Find the lines of data that contain the string "Jayanthi", then list them.
━━━━━━━━━━━━━━━━━━━━━━━━━━━━━━
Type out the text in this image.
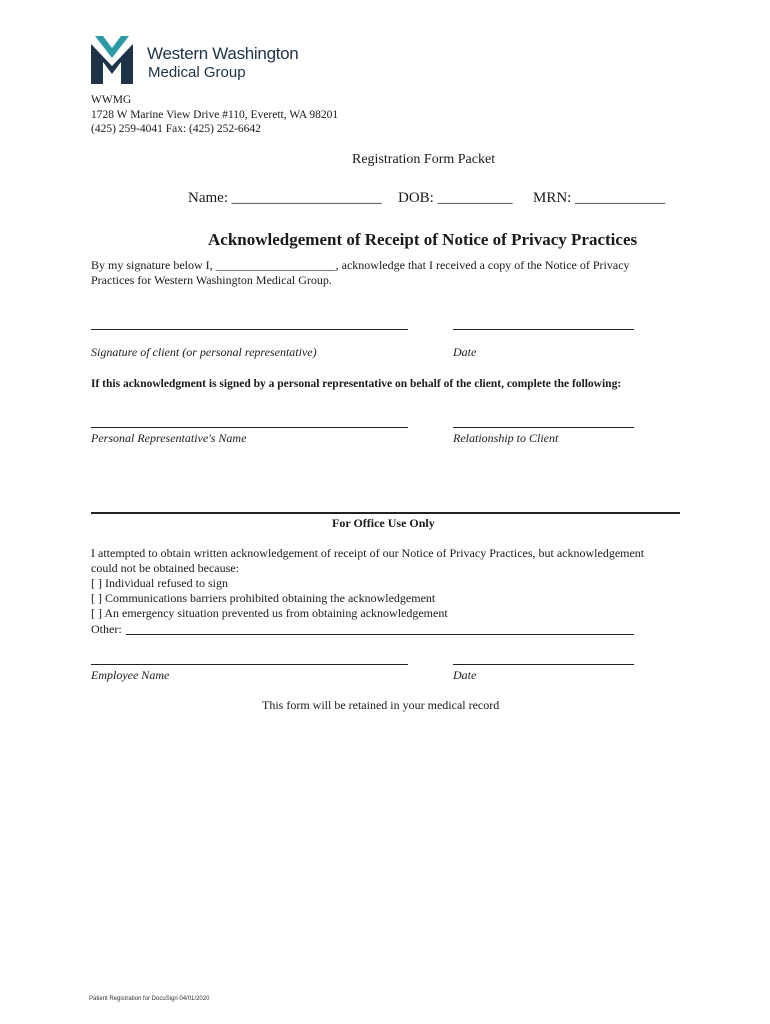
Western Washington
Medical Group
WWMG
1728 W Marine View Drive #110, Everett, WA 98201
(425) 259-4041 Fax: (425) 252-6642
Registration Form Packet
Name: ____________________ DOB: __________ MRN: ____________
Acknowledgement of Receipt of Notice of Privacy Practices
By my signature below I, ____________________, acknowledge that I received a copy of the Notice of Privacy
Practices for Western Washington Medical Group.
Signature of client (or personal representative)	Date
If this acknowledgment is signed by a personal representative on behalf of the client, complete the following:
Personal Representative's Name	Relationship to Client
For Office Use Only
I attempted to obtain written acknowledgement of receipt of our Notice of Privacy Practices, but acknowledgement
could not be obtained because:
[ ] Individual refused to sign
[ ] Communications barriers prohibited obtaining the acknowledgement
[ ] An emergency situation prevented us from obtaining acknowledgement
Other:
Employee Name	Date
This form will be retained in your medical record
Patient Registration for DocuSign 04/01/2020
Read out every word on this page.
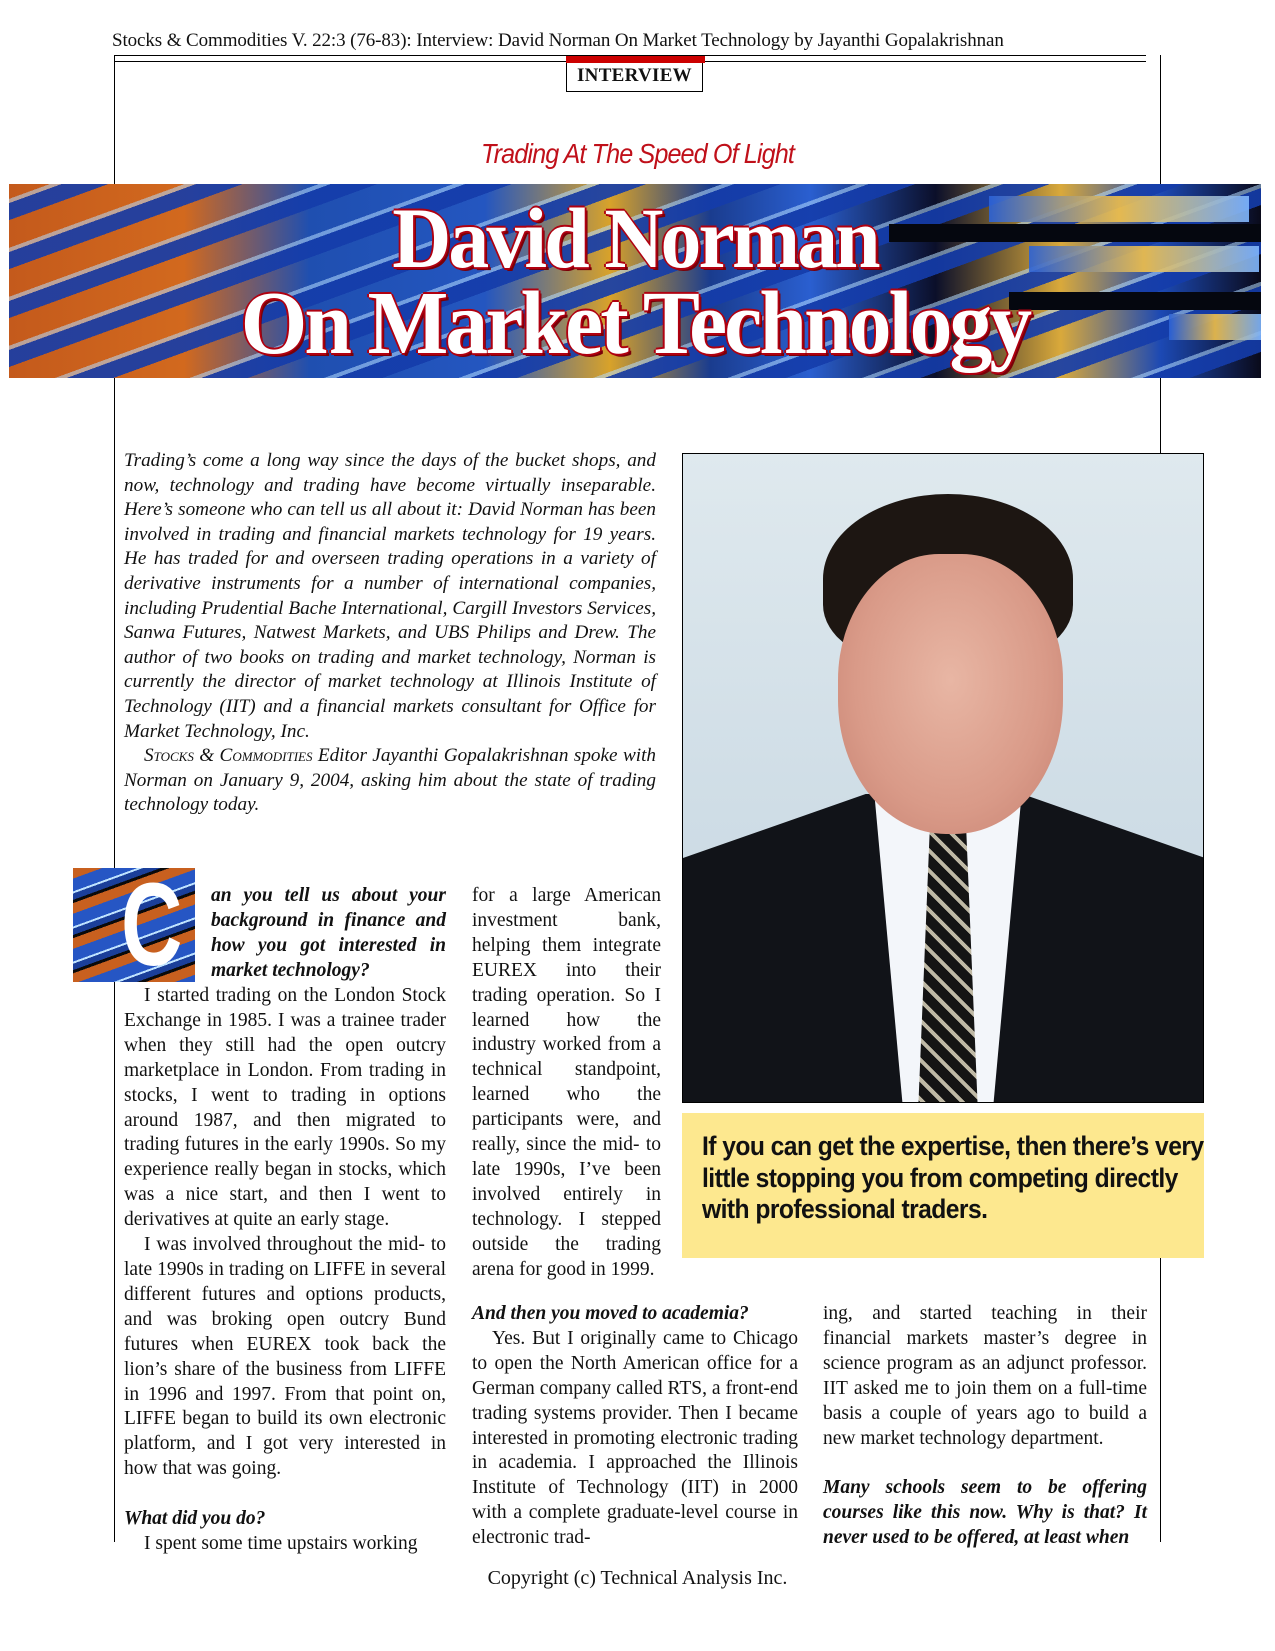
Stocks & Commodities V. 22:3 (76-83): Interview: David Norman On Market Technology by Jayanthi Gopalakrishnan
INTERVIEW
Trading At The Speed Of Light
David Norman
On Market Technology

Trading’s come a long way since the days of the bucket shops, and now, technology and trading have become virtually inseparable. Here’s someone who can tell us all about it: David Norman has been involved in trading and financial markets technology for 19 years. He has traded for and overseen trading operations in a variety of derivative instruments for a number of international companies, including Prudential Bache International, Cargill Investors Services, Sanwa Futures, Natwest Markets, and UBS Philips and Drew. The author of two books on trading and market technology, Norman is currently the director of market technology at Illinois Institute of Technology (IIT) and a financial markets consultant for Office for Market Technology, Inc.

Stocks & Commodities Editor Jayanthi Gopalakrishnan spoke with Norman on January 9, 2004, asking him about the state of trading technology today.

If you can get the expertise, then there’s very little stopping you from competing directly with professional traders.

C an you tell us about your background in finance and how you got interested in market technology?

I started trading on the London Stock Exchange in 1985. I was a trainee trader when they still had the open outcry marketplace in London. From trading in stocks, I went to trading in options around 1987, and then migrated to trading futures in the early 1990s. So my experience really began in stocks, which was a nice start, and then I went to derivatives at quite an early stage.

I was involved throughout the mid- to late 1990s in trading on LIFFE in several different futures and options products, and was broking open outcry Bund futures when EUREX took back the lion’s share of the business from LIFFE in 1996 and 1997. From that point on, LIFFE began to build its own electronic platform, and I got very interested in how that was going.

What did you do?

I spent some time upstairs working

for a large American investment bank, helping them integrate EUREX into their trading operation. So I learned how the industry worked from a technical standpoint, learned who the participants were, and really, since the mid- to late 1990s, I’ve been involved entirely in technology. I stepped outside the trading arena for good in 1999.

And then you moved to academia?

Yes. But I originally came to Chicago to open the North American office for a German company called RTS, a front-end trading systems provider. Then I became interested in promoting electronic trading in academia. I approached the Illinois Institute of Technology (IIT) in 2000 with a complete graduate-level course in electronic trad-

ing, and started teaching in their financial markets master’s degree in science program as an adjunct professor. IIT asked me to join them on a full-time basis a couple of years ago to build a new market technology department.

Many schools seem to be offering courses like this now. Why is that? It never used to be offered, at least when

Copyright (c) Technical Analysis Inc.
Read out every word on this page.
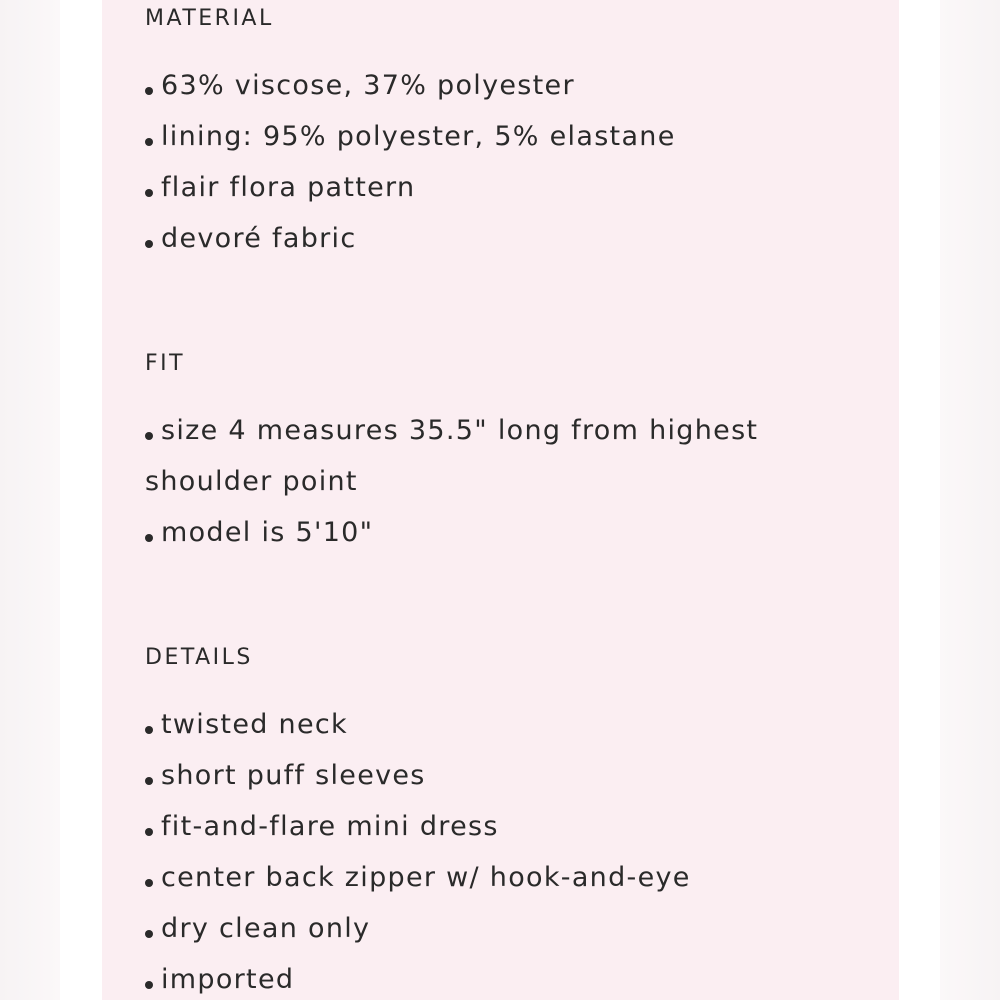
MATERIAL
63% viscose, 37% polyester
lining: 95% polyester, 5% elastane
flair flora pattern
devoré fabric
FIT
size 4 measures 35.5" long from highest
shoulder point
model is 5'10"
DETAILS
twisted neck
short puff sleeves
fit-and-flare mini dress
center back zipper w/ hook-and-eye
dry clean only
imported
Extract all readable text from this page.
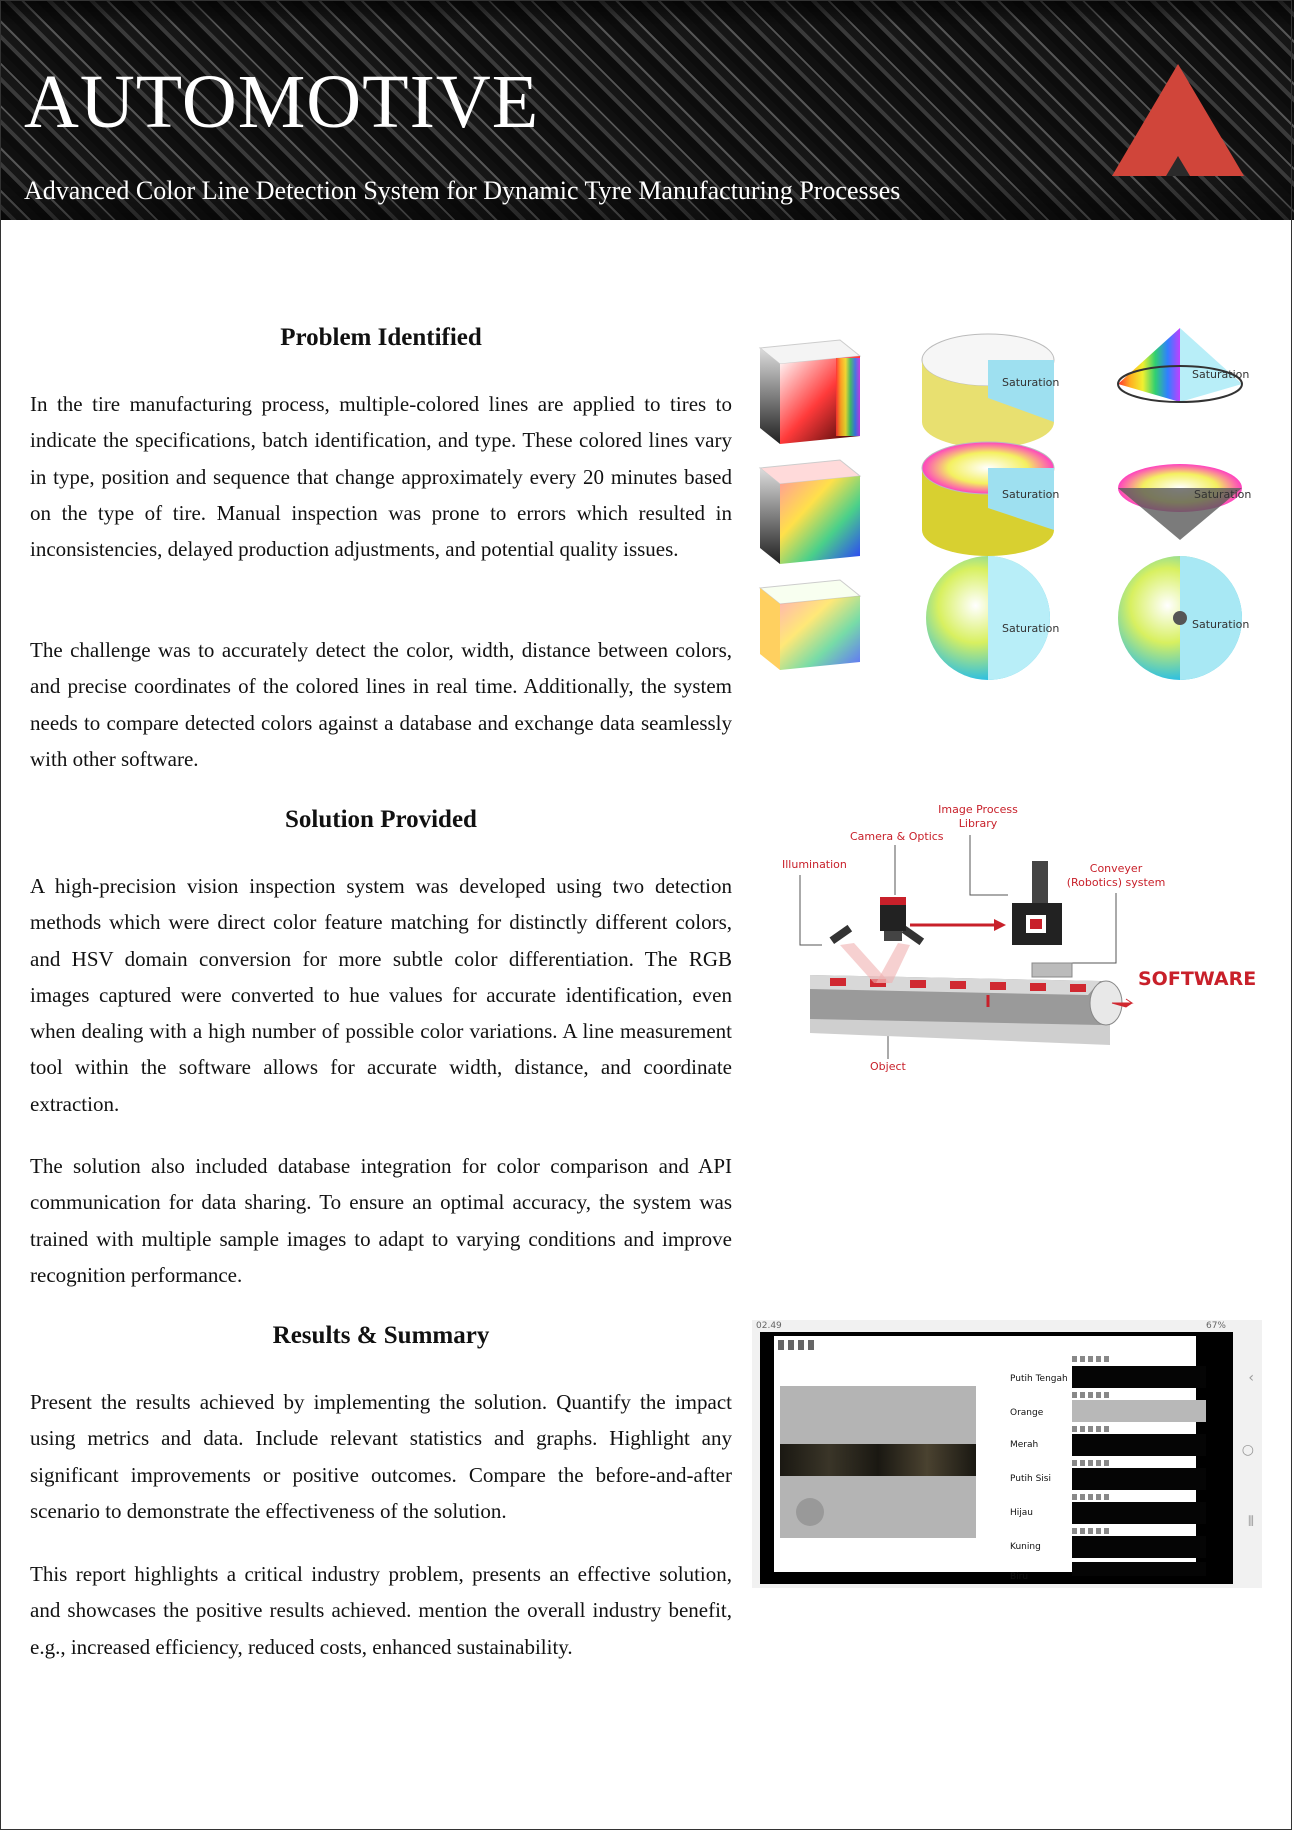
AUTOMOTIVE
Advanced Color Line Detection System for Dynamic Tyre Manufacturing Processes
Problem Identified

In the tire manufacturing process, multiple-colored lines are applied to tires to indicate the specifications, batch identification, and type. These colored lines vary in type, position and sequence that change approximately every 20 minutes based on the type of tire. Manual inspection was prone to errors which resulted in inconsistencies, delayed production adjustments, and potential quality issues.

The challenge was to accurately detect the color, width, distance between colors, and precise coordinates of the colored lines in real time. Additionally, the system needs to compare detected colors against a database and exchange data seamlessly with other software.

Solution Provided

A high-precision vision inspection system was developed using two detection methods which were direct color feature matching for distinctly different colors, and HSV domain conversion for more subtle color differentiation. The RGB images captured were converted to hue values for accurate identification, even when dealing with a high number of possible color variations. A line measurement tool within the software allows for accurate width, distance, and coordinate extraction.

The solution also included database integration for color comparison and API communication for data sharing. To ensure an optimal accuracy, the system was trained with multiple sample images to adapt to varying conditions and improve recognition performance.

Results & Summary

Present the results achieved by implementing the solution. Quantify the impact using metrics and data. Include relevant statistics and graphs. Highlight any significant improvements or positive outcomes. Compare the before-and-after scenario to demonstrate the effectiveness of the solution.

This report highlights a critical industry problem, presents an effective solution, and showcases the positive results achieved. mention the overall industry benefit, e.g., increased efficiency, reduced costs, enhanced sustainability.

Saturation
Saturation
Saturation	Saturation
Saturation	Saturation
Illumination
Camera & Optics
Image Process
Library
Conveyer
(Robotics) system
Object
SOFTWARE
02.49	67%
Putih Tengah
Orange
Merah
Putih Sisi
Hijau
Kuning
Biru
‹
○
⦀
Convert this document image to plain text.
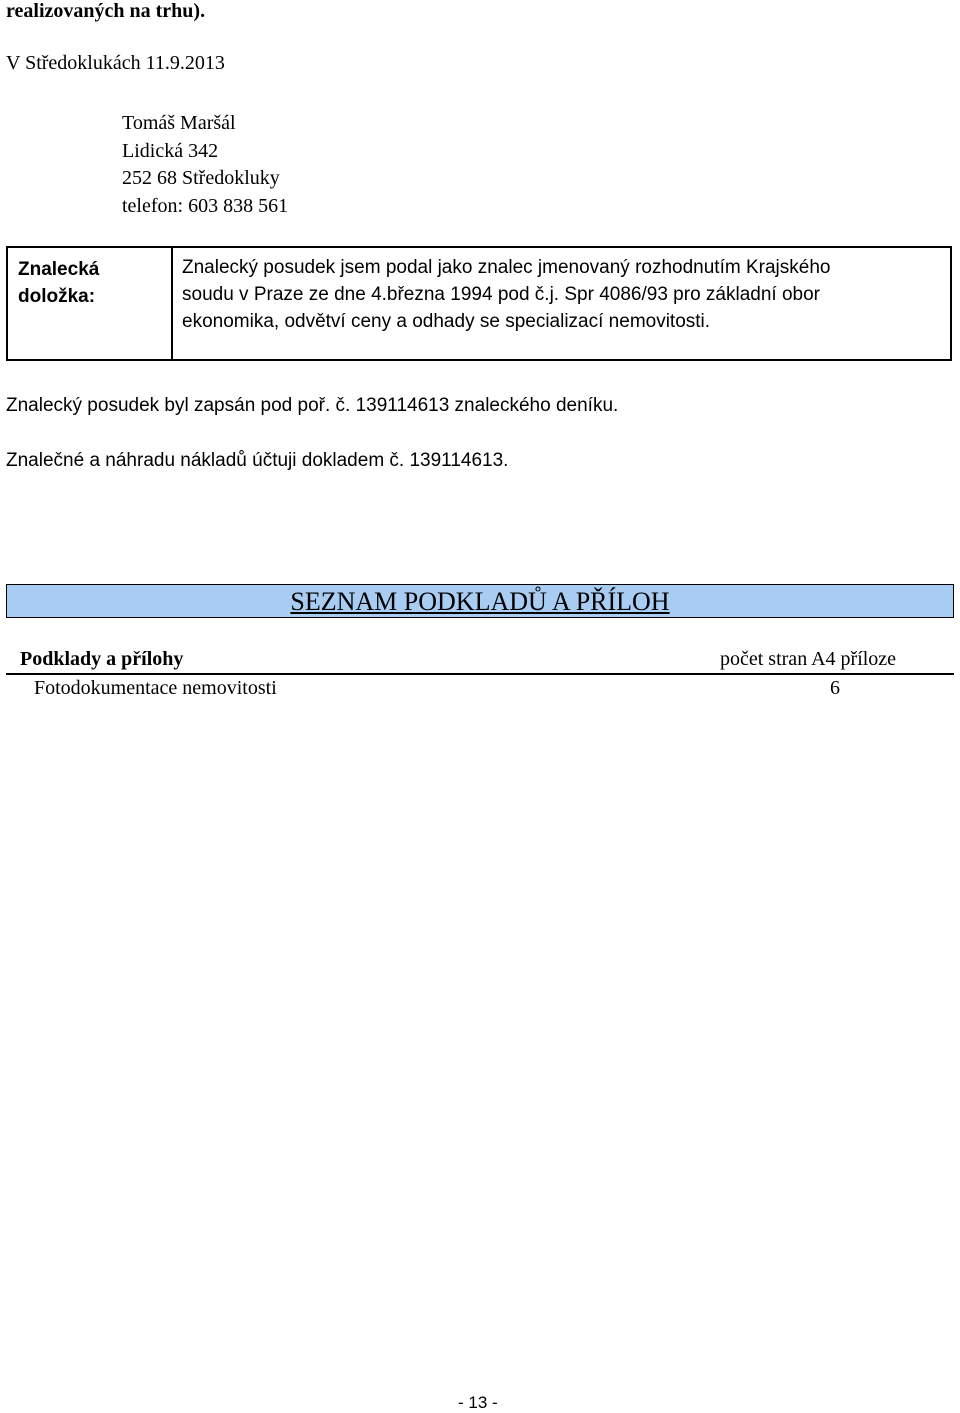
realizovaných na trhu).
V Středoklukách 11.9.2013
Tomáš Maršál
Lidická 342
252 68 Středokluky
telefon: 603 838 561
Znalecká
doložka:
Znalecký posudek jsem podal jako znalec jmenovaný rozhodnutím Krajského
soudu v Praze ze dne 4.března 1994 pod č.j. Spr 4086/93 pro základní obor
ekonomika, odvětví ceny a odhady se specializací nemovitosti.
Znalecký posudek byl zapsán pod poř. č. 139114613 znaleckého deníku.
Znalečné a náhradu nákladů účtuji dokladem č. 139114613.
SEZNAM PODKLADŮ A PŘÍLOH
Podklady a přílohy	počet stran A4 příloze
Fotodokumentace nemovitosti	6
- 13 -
━━━━━━━━━━━━━━━━━━━━━━━━━━━━━━
EXERCISE ANSWER ::
Stocks & Commodities V. 22:3 (76-83): Interview: David Norman On Market Technology by Jayanthi Gopalakrishnan
Stocks & Commodities Editor Jayanthi Gopalakrishnan spoke with Norman on January 9, 2004, asking him about the state of trading technology today.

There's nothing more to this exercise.